*PROBLEM TO SOLVE:*
Select every line containing the word "title" from the material, and copy those lines.

═════ RECORDED INFORMATION ═════

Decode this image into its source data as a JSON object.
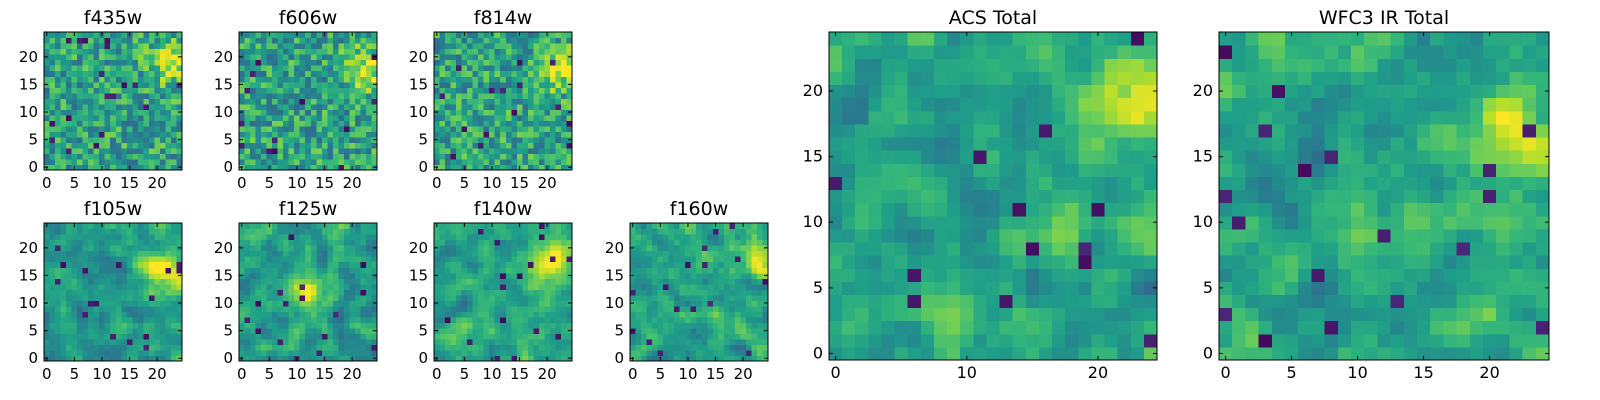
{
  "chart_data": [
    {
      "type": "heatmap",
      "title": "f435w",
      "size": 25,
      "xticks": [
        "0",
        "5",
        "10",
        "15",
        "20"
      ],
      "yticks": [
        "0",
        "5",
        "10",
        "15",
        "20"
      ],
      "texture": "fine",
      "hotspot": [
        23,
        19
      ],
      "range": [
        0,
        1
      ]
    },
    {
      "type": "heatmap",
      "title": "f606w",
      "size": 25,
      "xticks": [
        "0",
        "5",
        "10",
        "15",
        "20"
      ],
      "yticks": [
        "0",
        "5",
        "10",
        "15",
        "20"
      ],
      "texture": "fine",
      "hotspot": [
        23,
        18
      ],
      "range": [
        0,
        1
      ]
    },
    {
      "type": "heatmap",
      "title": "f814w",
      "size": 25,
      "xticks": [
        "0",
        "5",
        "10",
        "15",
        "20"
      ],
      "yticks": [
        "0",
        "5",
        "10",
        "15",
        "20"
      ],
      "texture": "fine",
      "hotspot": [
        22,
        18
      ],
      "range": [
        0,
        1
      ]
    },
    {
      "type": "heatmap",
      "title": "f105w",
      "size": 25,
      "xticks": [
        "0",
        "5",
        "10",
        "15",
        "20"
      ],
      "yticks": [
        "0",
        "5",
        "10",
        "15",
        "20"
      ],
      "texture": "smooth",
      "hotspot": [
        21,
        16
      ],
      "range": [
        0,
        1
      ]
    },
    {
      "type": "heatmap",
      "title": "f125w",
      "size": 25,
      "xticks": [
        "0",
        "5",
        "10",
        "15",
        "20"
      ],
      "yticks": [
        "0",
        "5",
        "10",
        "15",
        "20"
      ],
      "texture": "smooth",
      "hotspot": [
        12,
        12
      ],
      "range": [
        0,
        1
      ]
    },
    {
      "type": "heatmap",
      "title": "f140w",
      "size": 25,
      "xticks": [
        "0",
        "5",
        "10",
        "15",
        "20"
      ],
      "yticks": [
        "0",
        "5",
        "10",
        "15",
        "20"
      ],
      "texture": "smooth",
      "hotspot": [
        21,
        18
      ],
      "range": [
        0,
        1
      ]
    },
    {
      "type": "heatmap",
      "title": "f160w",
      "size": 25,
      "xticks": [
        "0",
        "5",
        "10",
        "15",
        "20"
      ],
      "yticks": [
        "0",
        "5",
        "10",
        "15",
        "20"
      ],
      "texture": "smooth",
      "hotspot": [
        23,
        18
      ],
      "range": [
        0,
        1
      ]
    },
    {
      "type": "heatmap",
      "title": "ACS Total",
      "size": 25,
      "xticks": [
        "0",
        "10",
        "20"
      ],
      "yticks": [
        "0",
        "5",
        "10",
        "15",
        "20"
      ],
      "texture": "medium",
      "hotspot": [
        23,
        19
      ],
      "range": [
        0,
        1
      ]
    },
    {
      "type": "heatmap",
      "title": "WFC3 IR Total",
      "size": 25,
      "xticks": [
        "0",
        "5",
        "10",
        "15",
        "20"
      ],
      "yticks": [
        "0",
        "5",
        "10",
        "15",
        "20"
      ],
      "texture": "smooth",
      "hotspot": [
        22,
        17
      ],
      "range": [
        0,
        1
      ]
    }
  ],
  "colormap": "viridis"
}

═════

*WRITTEN ANSWER:*
      "title": "f435w",
      "title": "f606w",
      "title": "f814w",
      "title": "f105w",
      "title": "f125w",
      "title": "f140w",
      "title": "f160w",
      "title": "ACS Total",
      "title": "WFC3 IR Total",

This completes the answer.